#### [EXERCISE DIRECTIONS]
Tally the lines that hold the word "отношениях" and reply with that figure only.

#### [STORED ROWS]

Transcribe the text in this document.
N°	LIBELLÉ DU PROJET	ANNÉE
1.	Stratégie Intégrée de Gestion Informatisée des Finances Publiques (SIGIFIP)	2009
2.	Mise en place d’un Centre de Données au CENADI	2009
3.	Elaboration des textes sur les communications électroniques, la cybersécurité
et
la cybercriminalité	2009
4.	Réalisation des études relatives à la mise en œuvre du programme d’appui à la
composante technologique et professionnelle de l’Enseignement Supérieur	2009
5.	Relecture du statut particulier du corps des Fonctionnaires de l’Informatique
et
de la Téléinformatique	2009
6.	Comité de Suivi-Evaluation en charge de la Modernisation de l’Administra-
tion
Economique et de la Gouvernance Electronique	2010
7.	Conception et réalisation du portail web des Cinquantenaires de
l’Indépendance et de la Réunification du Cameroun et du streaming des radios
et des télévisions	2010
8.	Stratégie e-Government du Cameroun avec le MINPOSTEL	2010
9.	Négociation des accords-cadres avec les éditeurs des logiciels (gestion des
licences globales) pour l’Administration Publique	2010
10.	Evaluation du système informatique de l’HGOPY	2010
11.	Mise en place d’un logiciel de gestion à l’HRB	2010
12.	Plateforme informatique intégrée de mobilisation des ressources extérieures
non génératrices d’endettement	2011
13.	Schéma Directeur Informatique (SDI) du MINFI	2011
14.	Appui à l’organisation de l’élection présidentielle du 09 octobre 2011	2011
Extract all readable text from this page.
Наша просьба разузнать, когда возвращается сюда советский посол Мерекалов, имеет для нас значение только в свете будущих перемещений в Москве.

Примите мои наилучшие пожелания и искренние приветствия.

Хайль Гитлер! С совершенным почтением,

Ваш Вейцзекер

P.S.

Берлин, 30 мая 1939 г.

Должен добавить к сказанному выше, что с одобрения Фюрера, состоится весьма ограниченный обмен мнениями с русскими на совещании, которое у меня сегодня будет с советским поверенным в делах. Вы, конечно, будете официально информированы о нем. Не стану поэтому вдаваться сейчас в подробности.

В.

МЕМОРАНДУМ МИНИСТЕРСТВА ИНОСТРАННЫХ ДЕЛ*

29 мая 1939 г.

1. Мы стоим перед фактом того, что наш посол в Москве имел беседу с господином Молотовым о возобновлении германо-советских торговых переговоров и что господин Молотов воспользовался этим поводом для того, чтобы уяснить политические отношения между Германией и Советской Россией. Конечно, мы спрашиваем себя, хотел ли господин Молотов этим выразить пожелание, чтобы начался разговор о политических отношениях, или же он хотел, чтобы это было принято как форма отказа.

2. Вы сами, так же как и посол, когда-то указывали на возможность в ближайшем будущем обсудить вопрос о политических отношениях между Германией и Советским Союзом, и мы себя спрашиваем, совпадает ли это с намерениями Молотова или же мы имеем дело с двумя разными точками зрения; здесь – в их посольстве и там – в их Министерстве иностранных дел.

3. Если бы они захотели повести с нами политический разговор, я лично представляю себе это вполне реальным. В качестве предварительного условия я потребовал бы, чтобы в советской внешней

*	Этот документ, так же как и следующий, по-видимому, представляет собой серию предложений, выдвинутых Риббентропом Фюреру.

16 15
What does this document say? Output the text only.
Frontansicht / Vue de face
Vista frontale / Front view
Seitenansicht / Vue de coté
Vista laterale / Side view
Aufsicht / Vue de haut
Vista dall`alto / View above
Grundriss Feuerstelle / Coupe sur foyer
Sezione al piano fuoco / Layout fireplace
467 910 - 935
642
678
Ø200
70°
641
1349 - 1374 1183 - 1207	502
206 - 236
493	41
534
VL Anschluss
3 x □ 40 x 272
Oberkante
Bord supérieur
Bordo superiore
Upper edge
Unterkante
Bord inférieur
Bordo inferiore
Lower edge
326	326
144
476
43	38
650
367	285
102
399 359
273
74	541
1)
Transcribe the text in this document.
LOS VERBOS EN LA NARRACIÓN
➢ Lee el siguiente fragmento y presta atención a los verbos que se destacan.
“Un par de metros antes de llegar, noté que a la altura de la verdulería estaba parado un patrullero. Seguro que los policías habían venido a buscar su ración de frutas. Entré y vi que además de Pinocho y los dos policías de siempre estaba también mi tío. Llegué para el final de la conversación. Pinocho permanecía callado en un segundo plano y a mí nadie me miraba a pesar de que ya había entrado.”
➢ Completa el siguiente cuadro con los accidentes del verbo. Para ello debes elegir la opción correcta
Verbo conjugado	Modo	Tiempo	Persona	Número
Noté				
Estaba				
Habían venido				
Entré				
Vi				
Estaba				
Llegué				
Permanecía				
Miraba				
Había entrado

#### [ANSWER FOR THIS EXERCISE]
2